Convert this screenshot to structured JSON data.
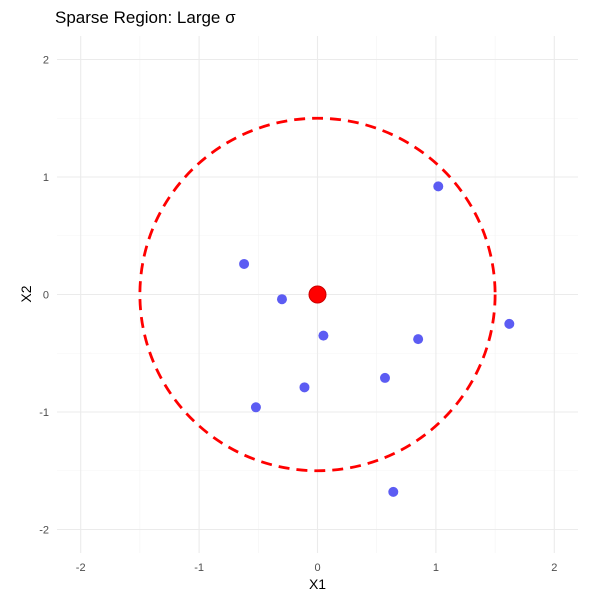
{
  "chart_data": {
    "type": "scatter",
    "title": "Sparse Region: Large σ",
    "xlabel": "X1",
    "ylabel": "X2",
    "xlim": [
      -2.2,
      2.2
    ],
    "ylim": [
      -2.2,
      2.2
    ],
    "x_ticks": [
      -2,
      -1,
      0,
      1,
      2
    ],
    "y_ticks": [
      -2,
      -1,
      0,
      1,
      2
    ],
    "x_tick_labels": [
      "-2",
      "-1",
      "0",
      "1",
      "2"
    ],
    "y_tick_labels": [
      "-2",
      "-1",
      "0",
      "1",
      "2"
    ],
    "grid": true,
    "legend": "none",
    "series": [
      {
        "color": "#4a4af2",
        "points": [
          {
            "x": 1.02,
            "y": 0.92
          },
          {
            "x": -0.62,
            "y": 0.26
          },
          {
            "x": -0.3,
            "y": -0.04
          },
          {
            "x": 0.05,
            "y": -0.35
          },
          {
            "x": 0.85,
            "y": -0.38
          },
          {
            "x": 1.62,
            "y": -0.25
          },
          {
            "x": 0.57,
            "y": -0.71
          },
          {
            "x": -0.11,
            "y": -0.79
          },
          {
            "x": -0.52,
            "y": -0.96
          },
          {
            "x": 0.64,
            "y": -1.68
          }
        ]
      },
      {
        "color": "#ff0000",
        "points": [
          {
            "x": 0.0,
            "y": 0.0
          }
        ]
      }
    ],
    "annotations": [
      {
        "type": "circle",
        "center": [
          0.0,
          0.0
        ],
        "radius": 1.5,
        "color": "#ff0000",
        "linestyle": "dashed"
      }
    ]
  }
}
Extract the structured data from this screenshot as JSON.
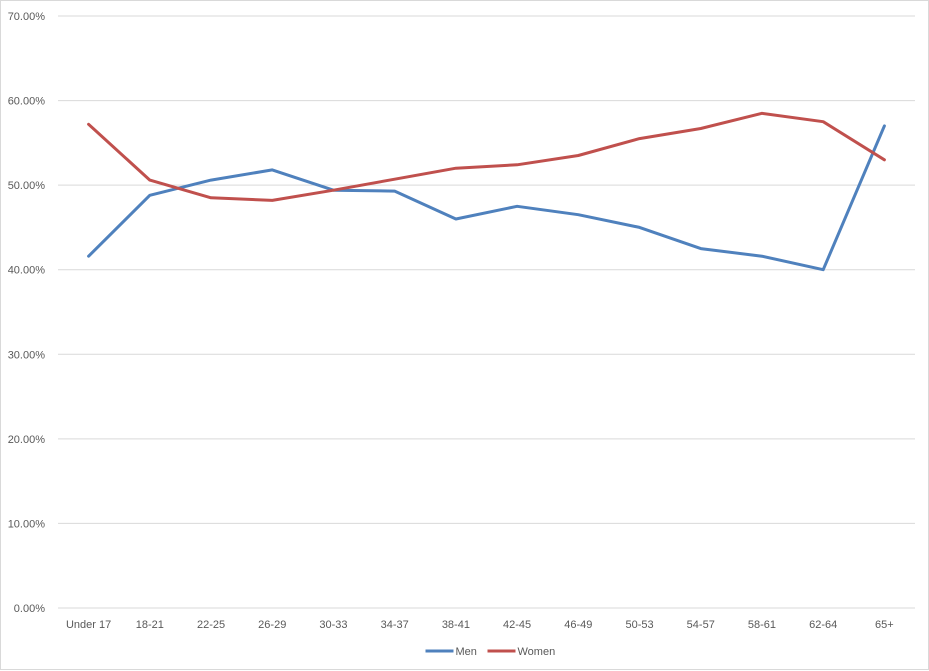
{
  "chart_data": {
    "type": "line",
    "title": "",
    "xlabel": "",
    "ylabel": "",
    "categories": [
      "Under 17",
      "18-21",
      "22-25",
      "26-29",
      "30-33",
      "34-37",
      "38-41",
      "42-45",
      "46-49",
      "50-53",
      "54-57",
      "58-61",
      "62-64",
      "65+"
    ],
    "y_ticks": [
      "0.00%",
      "10.00%",
      "20.00%",
      "30.00%",
      "40.00%",
      "50.00%",
      "60.00%",
      "70.00%"
    ],
    "ylim": [
      0,
      70
    ],
    "grid": true,
    "legend_position": "bottom",
    "series": [
      {
        "name": "Men",
        "color": "#4f81bd",
        "values": [
          41.6,
          48.8,
          50.6,
          51.8,
          49.4,
          49.3,
          46.0,
          47.5,
          46.5,
          45.0,
          42.5,
          41.6,
          40.0,
          57.0
        ]
      },
      {
        "name": "Women",
        "color": "#c0504d",
        "values": [
          57.2,
          50.6,
          48.5,
          48.2,
          49.4,
          50.7,
          52.0,
          52.4,
          53.5,
          55.5,
          56.7,
          58.5,
          57.5,
          53.0
        ]
      }
    ]
  }
}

- - - - -

What you need to do —
Copy the data character for character, but drop all pictures from the copy.

Finished answer —
Convert this screenshot to structured JSON data.
{
  "chart_data": {
    "type": "scatter",
    "title": "Sparse Region: Large σ",
    "xlabel": "X1",
    "ylabel": "X2",
    "xlim": [
      -2.2,
      2.2
    ],
    "ylim": [
      -2.2,
      2.2
    ],
    "x_ticks": [
      -2,
      -1,
      0,
      1,
      2
    ],
    "y_ticks": [
      -2,
      -1,
      0,
      1,
      2
    ],
    "x_tick_labels": [
      "-2",
      "-1",
      "0",
      "1",
      "2"
    ],
    "y_tick_labels": [
      "-2",
      "-1",
      "0",
      "1",
      "2"
    ],
    "grid": true,
    "legend": "none",
    "series": [
      {
        "color": "#4a4af2",
        "points": [
          {
            "x": 1.02,
            "y": 0.92
          },
          {
            "x": -0.62,
            "y": 0.26
          },
          {
            "x": -0.3,
            "y": -0.04
          },
          {
            "x": 0.05,
            "y": -0.35
          },
          {
            "x": 0.85,
            "y": -0.38
          },
          {
            "x": 1.62,
            "y": -0.25
          },
          {
            "x": 0.57,
            "y": -0.71
          },
          {
            "x": -0.11,
            "y": -0.79
          },
          {
            "x": -0.52,
            "y": -0.96
          },
          {
            "x": 0.64,
            "y": -1.68
          }
        ]
      },
      {
        "color": "#ff0000",
        "points": [
          {
            "x": 0.0,
            "y": 0.0
          }
        ]
      }
    ],
    "annotations": [
      {
        "type": "circle",
        "center": [
          0.0,
          0.0
        ],
        "radius": 1.5,
        "color": "#ff0000",
        "linestyle": "dashed"
      }
    ]
  }
}
Extract the structured data from this screenshot as JSON.
{
  "chart_data": {
    "type": "line",
    "title": "",
    "xlabel": "",
    "ylabel": "",
    "categories": [
      "Under 17",
      "18-21",
      "22-25",
      "26-29",
      "30-33",
      "34-37",
      "38-41",
      "42-45",
      "46-49",
      "50-53",
      "54-57",
      "58-61",
      "62-64",
      "65+"
    ],
    "y_ticks": [
      "0.00%",
      "10.00%",
      "20.00%",
      "30.00%",
      "40.00%",
      "50.00%",
      "60.00%",
      "70.00%"
    ],
    "ylim": [
      0,
      70
    ],
    "grid": true,
    "legend_position": "bottom",
    "series": [
      {
        "name": "Men",
        "color": "#4f81bd",
        "values": [
          41.6,
          48.8,
          50.6,
          51.8,
          49.4,
          49.3,
          46.0,
          47.5,
          46.5,
          45.0,
          42.5,
          41.6,
          40.0,
          57.0
        ]
      },
      {
        "name": "Women",
        "color": "#c0504d",
        "values": [
          57.2,
          50.6,
          48.5,
          48.2,
          49.4,
          50.7,
          52.0,
          52.4,
          53.5,
          55.5,
          56.7,
          58.5,
          57.5,
          53.0
        ]
      }
    ]
  }
}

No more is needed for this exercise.